— BEGIN Task input —

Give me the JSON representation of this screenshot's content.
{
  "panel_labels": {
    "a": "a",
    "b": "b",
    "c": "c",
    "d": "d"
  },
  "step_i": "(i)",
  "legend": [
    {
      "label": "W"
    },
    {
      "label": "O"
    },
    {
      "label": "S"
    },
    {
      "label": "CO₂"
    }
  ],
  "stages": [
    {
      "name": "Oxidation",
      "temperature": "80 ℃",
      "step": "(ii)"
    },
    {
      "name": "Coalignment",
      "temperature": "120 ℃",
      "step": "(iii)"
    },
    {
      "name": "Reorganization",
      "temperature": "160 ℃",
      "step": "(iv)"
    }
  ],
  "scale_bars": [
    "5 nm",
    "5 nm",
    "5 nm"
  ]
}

— END Task input —

Task brief:
Each entry must be reproduced verbatim.

Response:
Give me the JSON representation of this screenshot's content.
{
  "panel_labels": {
    "a": "a",
    "b": "b",
    "c": "c",
    "d": "d"
  },
  "step_i": "(i)",
  "legend": [
    {
      "label": "W"
    },
    {
      "label": "O"
    },
    {
      "label": "S"
    },
    {
      "label": "CO₂"
    }
  ],
  "stages": [
    {
      "name": "Oxidation",
      "temperature": "80 ℃",
      "step": "(ii)"
    },
    {
      "name": "Coalignment",
      "temperature": "120 ℃",
      "step": "(iii)"
    },
    {
      "name": "Reorganization",
      "temperature": "160 ℃",
      "step": "(iv)"
    }
  ],
  "scale_bars": [
    "5 nm",
    "5 nm",
    "5 nm"
  ]
}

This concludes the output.